» Instructions for the task
Write out again, with no changes, the part of the listing that begins at its first line and ends with the line containing "list-icon[interactable] xyxy=(238,283,249,293)".

Data pulled from a collection:
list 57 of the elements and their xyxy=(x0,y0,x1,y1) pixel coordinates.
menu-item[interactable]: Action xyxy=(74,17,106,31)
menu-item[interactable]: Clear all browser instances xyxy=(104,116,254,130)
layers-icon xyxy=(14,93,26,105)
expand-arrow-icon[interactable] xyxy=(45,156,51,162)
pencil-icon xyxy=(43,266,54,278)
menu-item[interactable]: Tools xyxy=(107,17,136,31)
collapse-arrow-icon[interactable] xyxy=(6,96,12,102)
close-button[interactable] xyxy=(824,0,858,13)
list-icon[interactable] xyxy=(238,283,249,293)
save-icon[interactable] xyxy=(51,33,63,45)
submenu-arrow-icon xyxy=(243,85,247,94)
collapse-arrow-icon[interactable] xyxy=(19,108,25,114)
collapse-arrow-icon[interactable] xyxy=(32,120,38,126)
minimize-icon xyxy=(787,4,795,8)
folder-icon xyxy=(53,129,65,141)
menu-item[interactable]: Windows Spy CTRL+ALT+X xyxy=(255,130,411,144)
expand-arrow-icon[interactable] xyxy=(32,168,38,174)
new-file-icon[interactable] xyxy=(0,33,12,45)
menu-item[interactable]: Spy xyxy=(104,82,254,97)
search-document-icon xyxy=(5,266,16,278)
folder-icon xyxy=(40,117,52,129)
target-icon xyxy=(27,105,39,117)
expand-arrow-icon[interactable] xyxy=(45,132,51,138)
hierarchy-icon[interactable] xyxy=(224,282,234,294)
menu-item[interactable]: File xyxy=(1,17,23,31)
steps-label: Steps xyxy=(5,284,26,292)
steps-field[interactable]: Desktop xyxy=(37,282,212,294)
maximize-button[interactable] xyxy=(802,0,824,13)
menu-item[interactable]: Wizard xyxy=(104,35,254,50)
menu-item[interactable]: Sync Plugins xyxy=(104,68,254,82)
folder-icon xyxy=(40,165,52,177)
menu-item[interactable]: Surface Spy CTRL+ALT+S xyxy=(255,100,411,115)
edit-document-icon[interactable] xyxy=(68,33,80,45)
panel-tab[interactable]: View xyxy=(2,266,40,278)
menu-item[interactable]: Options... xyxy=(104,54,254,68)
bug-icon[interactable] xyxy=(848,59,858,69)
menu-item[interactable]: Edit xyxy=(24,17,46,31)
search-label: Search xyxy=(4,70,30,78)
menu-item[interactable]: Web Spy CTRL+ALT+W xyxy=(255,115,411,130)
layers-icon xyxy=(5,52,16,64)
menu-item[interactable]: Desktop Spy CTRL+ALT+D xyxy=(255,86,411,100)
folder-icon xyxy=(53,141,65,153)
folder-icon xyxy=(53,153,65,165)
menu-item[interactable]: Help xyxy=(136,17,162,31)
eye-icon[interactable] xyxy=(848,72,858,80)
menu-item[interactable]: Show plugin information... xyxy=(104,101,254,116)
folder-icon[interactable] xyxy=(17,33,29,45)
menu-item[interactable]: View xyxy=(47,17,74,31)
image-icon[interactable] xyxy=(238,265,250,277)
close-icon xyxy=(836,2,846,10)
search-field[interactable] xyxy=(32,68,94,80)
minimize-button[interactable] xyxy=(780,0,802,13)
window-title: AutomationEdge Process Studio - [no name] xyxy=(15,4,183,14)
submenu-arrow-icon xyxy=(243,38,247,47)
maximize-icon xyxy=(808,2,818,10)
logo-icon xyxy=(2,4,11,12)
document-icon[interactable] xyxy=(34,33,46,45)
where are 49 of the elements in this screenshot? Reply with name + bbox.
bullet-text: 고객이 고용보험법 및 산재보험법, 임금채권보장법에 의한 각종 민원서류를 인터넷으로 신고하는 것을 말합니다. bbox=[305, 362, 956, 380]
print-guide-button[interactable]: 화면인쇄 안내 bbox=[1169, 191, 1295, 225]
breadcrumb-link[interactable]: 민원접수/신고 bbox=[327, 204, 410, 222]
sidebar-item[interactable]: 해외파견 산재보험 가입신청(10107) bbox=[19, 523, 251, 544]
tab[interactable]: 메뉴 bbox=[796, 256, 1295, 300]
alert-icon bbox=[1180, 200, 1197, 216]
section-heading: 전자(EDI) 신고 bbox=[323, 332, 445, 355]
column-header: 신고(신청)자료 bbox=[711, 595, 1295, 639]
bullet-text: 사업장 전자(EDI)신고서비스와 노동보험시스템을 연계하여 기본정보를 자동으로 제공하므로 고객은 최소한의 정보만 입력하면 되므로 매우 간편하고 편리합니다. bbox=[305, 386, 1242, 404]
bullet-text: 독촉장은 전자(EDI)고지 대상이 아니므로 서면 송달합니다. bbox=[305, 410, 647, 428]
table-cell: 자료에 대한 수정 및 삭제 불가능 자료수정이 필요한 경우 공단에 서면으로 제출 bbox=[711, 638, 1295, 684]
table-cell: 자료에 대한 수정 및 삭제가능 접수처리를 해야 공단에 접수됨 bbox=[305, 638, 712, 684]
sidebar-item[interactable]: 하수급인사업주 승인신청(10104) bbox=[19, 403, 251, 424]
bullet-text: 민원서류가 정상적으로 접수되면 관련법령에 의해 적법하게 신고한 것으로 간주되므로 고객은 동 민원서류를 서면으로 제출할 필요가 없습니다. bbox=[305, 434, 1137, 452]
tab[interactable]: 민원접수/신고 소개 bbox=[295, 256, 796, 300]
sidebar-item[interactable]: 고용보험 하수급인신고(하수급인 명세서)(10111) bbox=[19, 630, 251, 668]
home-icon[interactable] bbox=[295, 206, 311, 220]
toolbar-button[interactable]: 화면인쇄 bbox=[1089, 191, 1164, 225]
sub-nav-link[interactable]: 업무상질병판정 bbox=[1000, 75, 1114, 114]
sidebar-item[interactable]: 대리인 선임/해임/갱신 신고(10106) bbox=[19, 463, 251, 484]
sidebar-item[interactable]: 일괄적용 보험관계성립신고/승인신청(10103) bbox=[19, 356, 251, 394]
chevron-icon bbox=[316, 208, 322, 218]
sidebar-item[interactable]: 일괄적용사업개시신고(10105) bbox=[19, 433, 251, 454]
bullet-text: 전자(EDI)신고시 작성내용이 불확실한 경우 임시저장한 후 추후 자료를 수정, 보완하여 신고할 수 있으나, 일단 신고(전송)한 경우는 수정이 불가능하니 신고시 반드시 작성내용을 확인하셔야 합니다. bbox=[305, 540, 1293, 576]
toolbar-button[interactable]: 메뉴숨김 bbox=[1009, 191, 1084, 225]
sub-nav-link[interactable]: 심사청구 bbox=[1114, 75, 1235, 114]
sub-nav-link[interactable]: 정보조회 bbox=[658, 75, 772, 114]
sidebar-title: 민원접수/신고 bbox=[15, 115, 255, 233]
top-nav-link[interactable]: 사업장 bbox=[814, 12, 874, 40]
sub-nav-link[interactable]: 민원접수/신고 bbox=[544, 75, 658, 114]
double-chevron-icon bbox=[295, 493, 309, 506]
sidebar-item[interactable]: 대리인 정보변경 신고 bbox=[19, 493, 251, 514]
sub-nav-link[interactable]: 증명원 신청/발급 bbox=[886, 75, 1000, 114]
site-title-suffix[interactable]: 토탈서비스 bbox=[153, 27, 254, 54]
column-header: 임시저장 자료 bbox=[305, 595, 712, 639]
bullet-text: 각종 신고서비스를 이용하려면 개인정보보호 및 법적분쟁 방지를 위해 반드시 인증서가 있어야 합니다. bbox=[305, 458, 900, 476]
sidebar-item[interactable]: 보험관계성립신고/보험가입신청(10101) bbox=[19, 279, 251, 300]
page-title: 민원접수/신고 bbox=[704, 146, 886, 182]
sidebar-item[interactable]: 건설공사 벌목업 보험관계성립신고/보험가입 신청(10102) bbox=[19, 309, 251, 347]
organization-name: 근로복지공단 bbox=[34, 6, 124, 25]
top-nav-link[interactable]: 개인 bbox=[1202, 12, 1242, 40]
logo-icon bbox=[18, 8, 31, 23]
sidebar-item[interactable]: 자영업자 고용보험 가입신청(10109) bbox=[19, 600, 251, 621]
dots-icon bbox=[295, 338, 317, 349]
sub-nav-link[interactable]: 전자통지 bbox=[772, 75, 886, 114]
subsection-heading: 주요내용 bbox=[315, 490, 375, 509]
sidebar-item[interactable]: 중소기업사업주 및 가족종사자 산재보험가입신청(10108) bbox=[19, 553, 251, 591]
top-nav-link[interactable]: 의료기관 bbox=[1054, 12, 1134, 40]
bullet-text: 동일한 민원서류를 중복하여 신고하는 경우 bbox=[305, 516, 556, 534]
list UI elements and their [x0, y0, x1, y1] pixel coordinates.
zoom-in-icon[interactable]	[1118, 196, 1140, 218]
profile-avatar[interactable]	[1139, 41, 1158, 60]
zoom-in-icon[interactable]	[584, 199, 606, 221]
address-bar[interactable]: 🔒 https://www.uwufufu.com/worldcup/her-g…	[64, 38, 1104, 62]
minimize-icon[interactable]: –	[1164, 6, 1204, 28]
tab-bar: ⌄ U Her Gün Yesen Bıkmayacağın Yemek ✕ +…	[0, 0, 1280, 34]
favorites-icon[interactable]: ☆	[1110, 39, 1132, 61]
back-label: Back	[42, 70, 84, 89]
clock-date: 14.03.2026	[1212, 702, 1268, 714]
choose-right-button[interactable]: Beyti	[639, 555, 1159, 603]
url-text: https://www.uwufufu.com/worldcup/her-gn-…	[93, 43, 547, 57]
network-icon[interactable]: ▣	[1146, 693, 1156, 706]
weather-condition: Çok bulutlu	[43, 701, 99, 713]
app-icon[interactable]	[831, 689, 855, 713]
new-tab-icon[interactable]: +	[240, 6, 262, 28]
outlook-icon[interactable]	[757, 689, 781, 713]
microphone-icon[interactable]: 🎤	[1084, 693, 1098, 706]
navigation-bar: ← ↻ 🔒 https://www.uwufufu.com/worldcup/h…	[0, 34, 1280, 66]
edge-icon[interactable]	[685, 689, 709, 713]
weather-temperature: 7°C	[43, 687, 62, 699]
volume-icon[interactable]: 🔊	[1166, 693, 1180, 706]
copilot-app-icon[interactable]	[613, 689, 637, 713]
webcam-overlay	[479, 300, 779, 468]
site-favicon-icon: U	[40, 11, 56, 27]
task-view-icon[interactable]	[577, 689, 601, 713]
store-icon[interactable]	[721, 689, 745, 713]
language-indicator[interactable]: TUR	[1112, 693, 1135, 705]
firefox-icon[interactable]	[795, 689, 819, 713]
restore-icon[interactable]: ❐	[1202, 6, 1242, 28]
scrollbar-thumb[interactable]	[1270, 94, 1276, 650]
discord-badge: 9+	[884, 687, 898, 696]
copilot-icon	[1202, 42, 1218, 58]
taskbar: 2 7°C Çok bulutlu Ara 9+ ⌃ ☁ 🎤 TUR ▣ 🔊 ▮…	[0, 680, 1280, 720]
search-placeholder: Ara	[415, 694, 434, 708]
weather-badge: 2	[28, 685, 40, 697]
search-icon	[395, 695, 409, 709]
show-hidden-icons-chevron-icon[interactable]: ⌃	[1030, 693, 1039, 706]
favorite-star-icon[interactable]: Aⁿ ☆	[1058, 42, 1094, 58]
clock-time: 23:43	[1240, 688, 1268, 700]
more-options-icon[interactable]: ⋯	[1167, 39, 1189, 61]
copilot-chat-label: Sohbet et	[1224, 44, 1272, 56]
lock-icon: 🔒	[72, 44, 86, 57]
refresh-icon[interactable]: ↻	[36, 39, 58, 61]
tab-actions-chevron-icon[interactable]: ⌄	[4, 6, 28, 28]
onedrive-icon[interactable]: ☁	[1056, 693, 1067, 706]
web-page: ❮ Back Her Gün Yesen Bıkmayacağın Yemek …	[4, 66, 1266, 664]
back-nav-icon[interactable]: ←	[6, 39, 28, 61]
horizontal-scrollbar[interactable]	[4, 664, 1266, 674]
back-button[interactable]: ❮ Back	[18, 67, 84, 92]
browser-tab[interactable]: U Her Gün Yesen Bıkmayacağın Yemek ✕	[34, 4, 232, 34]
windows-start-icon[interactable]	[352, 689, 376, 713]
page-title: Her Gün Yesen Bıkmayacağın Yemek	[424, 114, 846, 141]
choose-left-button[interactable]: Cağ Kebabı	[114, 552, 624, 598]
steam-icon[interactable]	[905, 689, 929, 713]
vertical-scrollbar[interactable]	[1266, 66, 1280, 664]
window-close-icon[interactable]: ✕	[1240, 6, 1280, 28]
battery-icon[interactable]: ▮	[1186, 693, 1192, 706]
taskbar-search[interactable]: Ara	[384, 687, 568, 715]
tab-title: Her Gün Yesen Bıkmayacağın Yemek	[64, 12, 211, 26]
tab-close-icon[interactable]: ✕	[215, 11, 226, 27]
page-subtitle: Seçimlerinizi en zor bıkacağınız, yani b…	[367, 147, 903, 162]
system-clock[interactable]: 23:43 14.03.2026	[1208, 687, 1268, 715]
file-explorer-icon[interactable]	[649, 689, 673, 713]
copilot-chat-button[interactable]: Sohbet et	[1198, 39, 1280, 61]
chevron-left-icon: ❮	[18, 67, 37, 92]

» Answer to this task
list 57 of the elements and their xyxy=(x0,y0,x1,y1) pixel coordinates.
menu-item[interactable]: Action xyxy=(74,17,106,31)
menu-item[interactable]: Clear all browser instances xyxy=(104,116,254,130)
layers-icon xyxy=(14,93,26,105)
expand-arrow-icon[interactable] xyxy=(45,156,51,162)
pencil-icon xyxy=(43,266,54,278)
menu-item[interactable]: Tools xyxy=(107,17,136,31)
collapse-arrow-icon[interactable] xyxy=(6,96,12,102)
close-button[interactable] xyxy=(824,0,858,13)
list-icon[interactable] xyxy=(238,283,249,293)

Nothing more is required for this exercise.